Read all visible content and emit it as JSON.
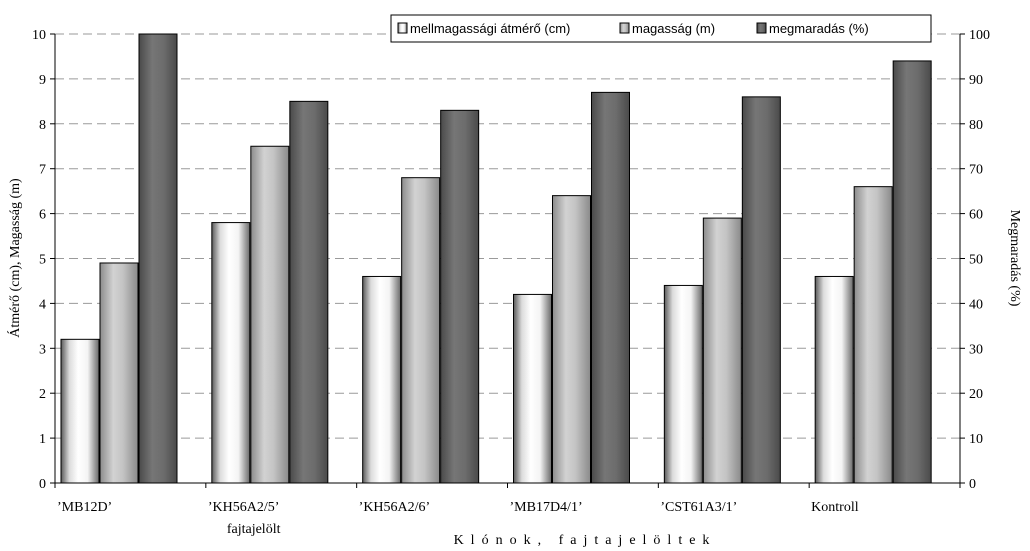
{
  "chart_data": {
    "type": "bar",
    "categories": [
      "’MB12D’",
      "’KH56A2/5’",
      "’KH56A2/6’",
      "’MB17D4/1’",
      "’CST61A3/1’",
      "Kontroll"
    ],
    "category_sublabels": [
      "",
      "fajtajelölt",
      "",
      "",
      "",
      ""
    ],
    "series": [
      {
        "name": "mellmagassági átmérő (cm)",
        "axis": "left",
        "values": [
          3.2,
          5.8,
          4.6,
          4.2,
          4.4,
          4.6
        ]
      },
      {
        "name": "magasság (m)",
        "axis": "left",
        "values": [
          4.9,
          7.5,
          6.8,
          6.4,
          5.9,
          6.6
        ]
      },
      {
        "name": "megmaradás (%)",
        "axis": "right",
        "values": [
          100,
          85,
          83,
          87,
          86,
          94
        ]
      }
    ],
    "xlabel": "Klónok, fajtajelöltek",
    "ylabel": "Átmérő (cm), Magasság (m)",
    "y2label": "Megmaradás (%)",
    "ylim": [
      0,
      10
    ],
    "y2lim": [
      0,
      100
    ],
    "yticks": [
      0,
      1,
      2,
      3,
      4,
      5,
      6,
      7,
      8,
      9,
      10
    ],
    "y2ticks": [
      0,
      10,
      20,
      30,
      40,
      50,
      60,
      70,
      80,
      90,
      100
    ],
    "grid": "horizontal dashed",
    "legend_position": "top-right",
    "colors": {
      "series_dark": "#666666",
      "series_light": "#bdbdbd",
      "series_white": "#ffffff",
      "grid": "#9a9a9a"
    }
  }
}
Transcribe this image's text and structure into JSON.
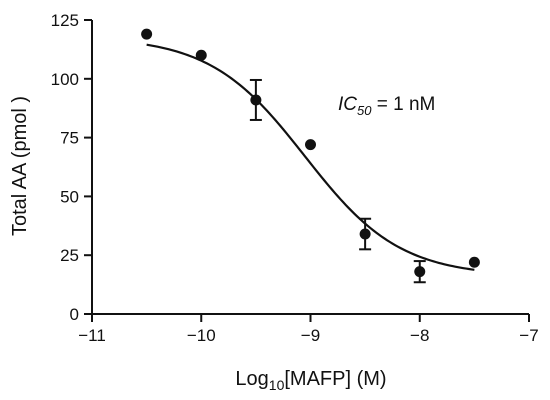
{
  "chart_data": {
    "type": "scatter",
    "xlabel": {
      "prefix": "Log",
      "sub": "10",
      "suffix": "[MAFP] (M)"
    },
    "ylabel": "Total AA (pmol )",
    "xlim": [
      -11,
      -7
    ],
    "ylim": [
      0,
      125
    ],
    "xticks": [
      -11,
      -10,
      -9,
      -8,
      -7
    ],
    "yticks": [
      0,
      25,
      50,
      75,
      100,
      125
    ],
    "xtick_labels": [
      "−11",
      "−10",
      "−9",
      "−8",
      "−7"
    ],
    "ytick_labels": [
      "0",
      "25",
      "50",
      "75",
      "100",
      "125"
    ],
    "points": [
      {
        "x": -10.5,
        "y": 119,
        "err": 0
      },
      {
        "x": -10.0,
        "y": 110,
        "err": 0
      },
      {
        "x": -9.5,
        "y": 91,
        "err": 8.5
      },
      {
        "x": -9.0,
        "y": 72,
        "err": 0
      },
      {
        "x": -8.5,
        "y": 34,
        "err": 6.5
      },
      {
        "x": -8.0,
        "y": 18,
        "err": 4.5
      },
      {
        "x": -7.5,
        "y": 22,
        "err": 0
      }
    ],
    "fit": {
      "top": 118,
      "bottom": 16,
      "logIC50": -9.05,
      "hill": -1.0,
      "x_range": [
        -10.5,
        -7.5
      ]
    },
    "annotation": {
      "ic": "IC",
      "sub": "50",
      "rest": " = 1 nM"
    },
    "grid": false,
    "legend": "none"
  }
}
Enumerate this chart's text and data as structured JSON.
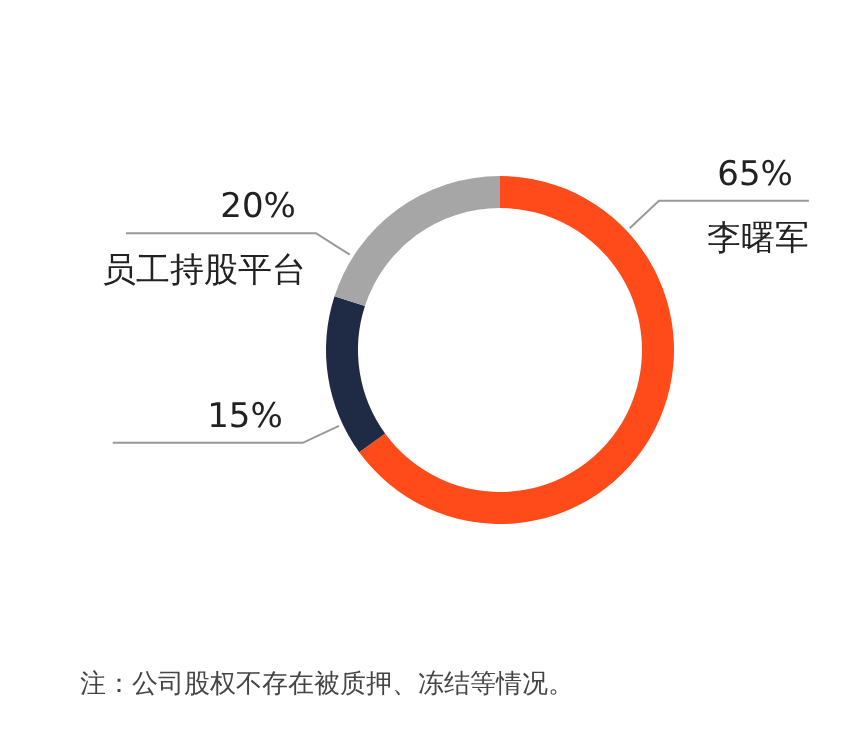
{
  "chart_data": {
    "type": "donut",
    "categories": [
      "李曙军",
      null,
      "员工持股平台"
    ],
    "values": [
      65,
      15,
      20
    ],
    "colors": [
      "#ff4a1a",
      "#1f2a44",
      "#a6a6a6"
    ],
    "value_labels": [
      "65%",
      "15%",
      "20%"
    ],
    "annotations": [
      "注：公司股权不存在被质押、冻结等情况。"
    ]
  }
}
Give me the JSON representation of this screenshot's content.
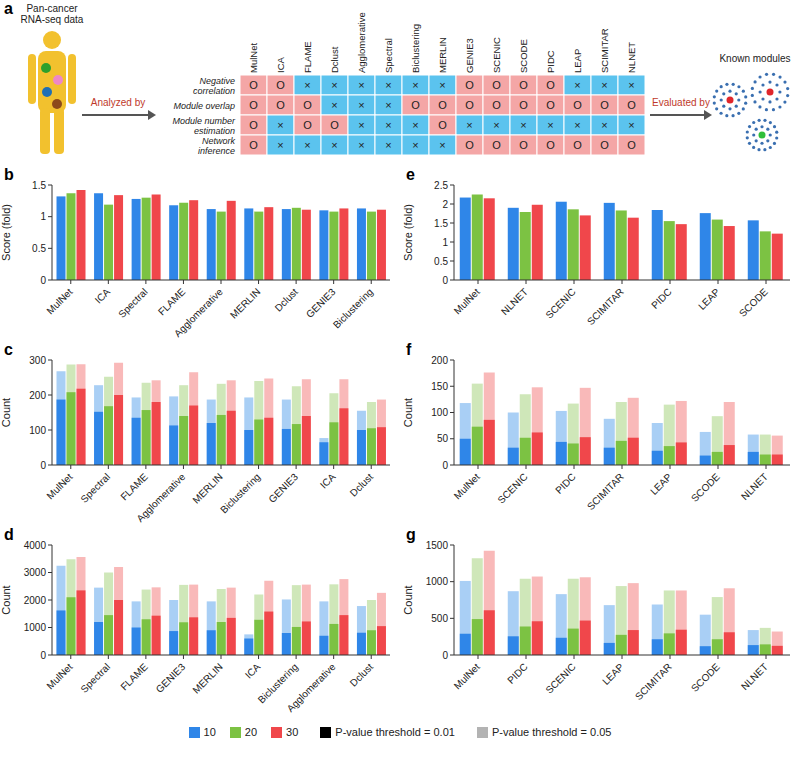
{
  "diagram": {
    "panel": "a",
    "source": "Pan-cancer RNA-seq data",
    "arrow_left": "Analyzed by",
    "arrow_right": "Evaluated by",
    "target": "Known modules",
    "methods": [
      "MulNet",
      "ICA",
      "FLAME",
      "Dclust",
      "Agglomerative",
      "Spectral",
      "Biclustering",
      "MERLIN",
      "GENIE3",
      "SCENIC",
      "SCODE",
      "PIDC",
      "LEAP",
      "SCIMITAR",
      "NLNET"
    ],
    "cell_colors": {
      "O": "#f4a6a6",
      "×": "#5bc3ee"
    },
    "rows": [
      {
        "name": "Negative correlation",
        "cells": [
          "O",
          "O",
          "×",
          "×",
          "×",
          "×",
          "×",
          "×",
          "O",
          "O",
          "O",
          "O",
          "×",
          "×",
          "×"
        ]
      },
      {
        "name": "Module overlap",
        "cells": [
          "O",
          "O",
          "O",
          "×",
          "×",
          "×",
          "O",
          "O",
          "O",
          "O",
          "O",
          "O",
          "O",
          "O",
          "O"
        ]
      },
      {
        "name": "Module number estimation",
        "cells": [
          "O",
          "×",
          "O",
          "O",
          "×",
          "×",
          "×",
          "O",
          "×",
          "×",
          "×",
          "×",
          "×",
          "×",
          "×"
        ]
      },
      {
        "name": "Network inference",
        "cells": [
          "O",
          "×",
          "×",
          "×",
          "×",
          "×",
          "×",
          "×",
          "O",
          "O",
          "O",
          "O",
          "O",
          "O",
          "O"
        ]
      }
    ]
  },
  "legend_items": [
    {
      "label": "P-value threshold = 0.01",
      "color": "#000000"
    },
    {
      "label": "P-value threshold = 0.05",
      "color": "#b3b3b3"
    }
  ],
  "chart_data": [
    {
      "panel": "b",
      "type": "bar",
      "y_label": "Score (fold)",
      "categories": [
        "MulNet",
        "ICA",
        "Spectral",
        "FLAME",
        "Agglomerative",
        "MERLIN",
        "Dclust",
        "GENIE3",
        "Biclustering"
      ],
      "ylim": [
        0,
        1.5
      ],
      "yticks": [
        0,
        0.5,
        1,
        1.5
      ],
      "series": [
        {
          "name": "10",
          "color": "#2f86e8",
          "values": [
            1.32,
            1.37,
            1.28,
            1.18,
            1.12,
            1.13,
            1.12,
            1.1,
            1.13
          ]
        },
        {
          "name": "20",
          "color": "#7cc243",
          "values": [
            1.37,
            1.19,
            1.3,
            1.22,
            1.08,
            1.08,
            1.14,
            1.08,
            1.08
          ]
        },
        {
          "name": "30",
          "color": "#f0474b",
          "values": [
            1.42,
            1.34,
            1.35,
            1.26,
            1.25,
            1.15,
            1.11,
            1.13,
            1.11
          ]
        }
      ]
    },
    {
      "panel": "c",
      "type": "bar",
      "y_label": "Count",
      "categories": [
        "MulNet",
        "Spectral",
        "FLAME",
        "Agglomerative",
        "MERLIN",
        "Biclustering",
        "GENIE3",
        "ICA",
        "Dclust"
      ],
      "ylim": [
        0,
        300
      ],
      "yticks": [
        0,
        100,
        200,
        300
      ],
      "series": [
        {
          "name": "10",
          "color": "#2f86e8",
          "color_p005": "#a9cff5",
          "values": [
            187,
            152,
            135,
            113,
            120,
            100,
            103,
            65,
            100
          ],
          "values_p005": [
            268,
            228,
            193,
            196,
            187,
            193,
            187,
            77,
            155
          ]
        },
        {
          "name": "20",
          "color": "#7cc243",
          "color_p005": "#cfe7b9",
          "values": [
            208,
            168,
            157,
            140,
            143,
            130,
            117,
            122,
            105
          ],
          "values_p005": [
            287,
            252,
            235,
            228,
            232,
            240,
            225,
            205,
            180
          ]
        },
        {
          "name": "30",
          "color": "#f0474b",
          "color_p005": "#f9b9b9",
          "values": [
            218,
            200,
            180,
            170,
            155,
            135,
            140,
            162,
            108
          ],
          "values_p005": [
            288,
            292,
            242,
            265,
            242,
            247,
            245,
            245,
            187
          ]
        }
      ]
    },
    {
      "panel": "d",
      "type": "bar",
      "y_label": "Count",
      "categories": [
        "MulNet",
        "Spectral",
        "FLAME",
        "GENIE3",
        "MERLIN",
        "ICA",
        "Biclustering",
        "Agglomerative",
        "Dclust"
      ],
      "ylim": [
        0,
        4000
      ],
      "yticks": [
        0,
        1000,
        2000,
        3000,
        4000
      ],
      "series": [
        {
          "name": "10",
          "color": "#2f86e8",
          "color_p005": "#a9cff5",
          "values": [
            1620,
            1200,
            1000,
            870,
            900,
            600,
            800,
            700,
            810
          ],
          "values_p005": [
            3250,
            2450,
            1950,
            2000,
            1950,
            750,
            2020,
            1950,
            1780
          ]
        },
        {
          "name": "20",
          "color": "#7cc243",
          "color_p005": "#cfe7b9",
          "values": [
            2100,
            1450,
            1300,
            1190,
            1200,
            1280,
            1020,
            1130,
            900
          ],
          "values_p005": [
            3480,
            3000,
            2380,
            2550,
            2400,
            2200,
            2540,
            2570,
            2000
          ]
        },
        {
          "name": "30",
          "color": "#f0474b",
          "color_p005": "#f9b9b9",
          "values": [
            2350,
            2000,
            1430,
            1370,
            1350,
            1580,
            1220,
            1450,
            1050
          ],
          "values_p005": [
            3560,
            3200,
            2460,
            2560,
            2450,
            2700,
            2560,
            2760,
            2260
          ]
        }
      ]
    },
    {
      "panel": "e",
      "type": "bar",
      "y_label": "Score (fold)",
      "categories": [
        "MulNet",
        "NLNET",
        "SCENIC",
        "SCIMITAR",
        "PIDC",
        "LEAP",
        "SCODE"
      ],
      "ylim": [
        0,
        2.5
      ],
      "yticks": [
        0,
        0.5,
        1,
        1.5,
        2,
        2.5
      ],
      "series": [
        {
          "name": "10",
          "color": "#2f86e8",
          "values": [
            2.17,
            1.9,
            2.06,
            2.03,
            1.84,
            1.76,
            1.57
          ]
        },
        {
          "name": "20",
          "color": "#7cc243",
          "values": [
            2.25,
            1.79,
            1.86,
            1.83,
            1.55,
            1.59,
            1.28
          ]
        },
        {
          "name": "30",
          "color": "#f0474b",
          "values": [
            2.15,
            1.98,
            1.7,
            1.64,
            1.47,
            1.42,
            1.22
          ]
        }
      ]
    },
    {
      "panel": "f",
      "type": "bar",
      "y_label": "Count",
      "categories": [
        "MulNet",
        "SCENIC",
        "PIDC",
        "SCIMITAR",
        "LEAP",
        "SCODE",
        "NLNET"
      ],
      "ylim": [
        0,
        200
      ],
      "yticks": [
        0,
        50,
        100,
        150,
        200
      ],
      "series": [
        {
          "name": "10",
          "color": "#2f86e8",
          "color_p005": "#a9cff5",
          "values": [
            50,
            33,
            44,
            33,
            27,
            18,
            25
          ],
          "values_p005": [
            118,
            100,
            103,
            88,
            80,
            63,
            58
          ]
        },
        {
          "name": "20",
          "color": "#7cc243",
          "color_p005": "#cfe7b9",
          "values": [
            73,
            52,
            41,
            46,
            36,
            25,
            20
          ],
          "values_p005": [
            155,
            135,
            117,
            120,
            115,
            93,
            58
          ]
        },
        {
          "name": "30",
          "color": "#f0474b",
          "color_p005": "#f9b9b9",
          "values": [
            86,
            62,
            53,
            52,
            43,
            38,
            20
          ],
          "values_p005": [
            176,
            148,
            147,
            128,
            122,
            120,
            56
          ]
        }
      ]
    },
    {
      "panel": "g",
      "type": "bar",
      "y_label": "Count",
      "categories": [
        "MulNet",
        "PIDC",
        "SCENIC",
        "LEAP",
        "SCIMITAR",
        "SCODE",
        "NLNET"
      ],
      "ylim": [
        0,
        1500
      ],
      "yticks": [
        0,
        500,
        1000,
        1500
      ],
      "series": [
        {
          "name": "10",
          "color": "#2f86e8",
          "color_p005": "#a9cff5",
          "values": [
            290,
            255,
            235,
            165,
            215,
            120,
            135
          ],
          "values_p005": [
            1010,
            870,
            830,
            680,
            690,
            550,
            340
          ]
        },
        {
          "name": "20",
          "color": "#7cc243",
          "color_p005": "#cfe7b9",
          "values": [
            490,
            390,
            360,
            275,
            295,
            215,
            145
          ],
          "values_p005": [
            1320,
            1040,
            1040,
            940,
            880,
            790,
            370
          ]
        },
        {
          "name": "30",
          "color": "#f0474b",
          "color_p005": "#f9b9b9",
          "values": [
            610,
            460,
            470,
            340,
            345,
            310,
            125
          ],
          "values_p005": [
            1420,
            1070,
            1060,
            980,
            880,
            910,
            320
          ]
        }
      ]
    }
  ]
}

§

■ INSTRUCTIONS FOR THE TASK
Each line that holds the word "ylabel" should be extracted from the records.

■ ANSWER TO THE PROBLEM
    "ylabel": "Átmérő (cm), Magasság (m)",
    "ylabel": "Total AA (pmol )",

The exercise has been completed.